§ EXERCISE PROMPT:
Write out all the lines again, precisely as they stand, but without the images.

§ INPUT MATERIAL:
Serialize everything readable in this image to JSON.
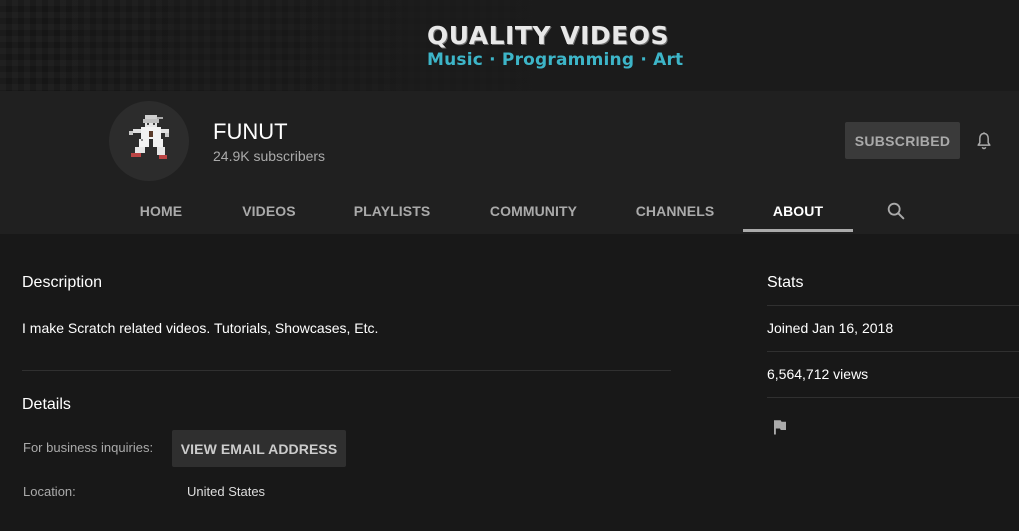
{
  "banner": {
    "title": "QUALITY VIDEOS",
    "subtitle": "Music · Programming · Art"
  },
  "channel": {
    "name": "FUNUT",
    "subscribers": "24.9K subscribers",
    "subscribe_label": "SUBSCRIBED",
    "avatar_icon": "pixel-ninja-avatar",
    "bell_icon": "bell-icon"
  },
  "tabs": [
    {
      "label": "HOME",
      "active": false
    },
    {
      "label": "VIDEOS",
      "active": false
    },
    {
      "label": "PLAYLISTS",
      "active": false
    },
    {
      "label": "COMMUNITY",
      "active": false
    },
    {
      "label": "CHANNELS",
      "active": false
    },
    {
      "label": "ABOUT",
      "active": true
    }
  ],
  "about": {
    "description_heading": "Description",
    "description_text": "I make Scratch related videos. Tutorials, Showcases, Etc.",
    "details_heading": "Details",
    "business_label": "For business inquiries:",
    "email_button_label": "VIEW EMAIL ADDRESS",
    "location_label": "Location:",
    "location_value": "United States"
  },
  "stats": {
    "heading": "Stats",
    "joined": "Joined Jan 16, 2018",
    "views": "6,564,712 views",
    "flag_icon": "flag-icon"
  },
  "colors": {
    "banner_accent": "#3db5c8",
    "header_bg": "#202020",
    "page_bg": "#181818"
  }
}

§ EXERCISE ANSWER:
Serialize everything readable in this image to JSON.
{
  "banner": {
    "title": "QUALITY VIDEOS",
    "subtitle": "Music · Programming · Art"
  },
  "channel": {
    "name": "FUNUT",
    "subscribers": "24.9K subscribers",
    "subscribe_label": "SUBSCRIBED",
    "avatar_icon": "pixel-ninja-avatar",
    "bell_icon": "bell-icon"
  },
  "tabs": [
    {
      "label": "HOME",
      "active": false
    },
    {
      "label": "VIDEOS",
      "active": false
    },
    {
      "label": "PLAYLISTS",
      "active": false
    },
    {
      "label": "COMMUNITY",
      "active": false
    },
    {
      "label": "CHANNELS",
      "active": false
    },
    {
      "label": "ABOUT",
      "active": true
    }
  ],
  "about": {
    "description_heading": "Description",
    "description_text": "I make Scratch related videos. Tutorials, Showcases, Etc.",
    "details_heading": "Details",
    "business_label": "For business inquiries:",
    "email_button_label": "VIEW EMAIL ADDRESS",
    "location_label": "Location:",
    "location_value": "United States"
  },
  "stats": {
    "heading": "Stats",
    "joined": "Joined Jan 16, 2018",
    "views": "6,564,712 views",
    "flag_icon": "flag-icon"
  },
  "colors": {
    "banner_accent": "#3db5c8",
    "header_bg": "#202020",
    "page_bg": "#181818"
  }
}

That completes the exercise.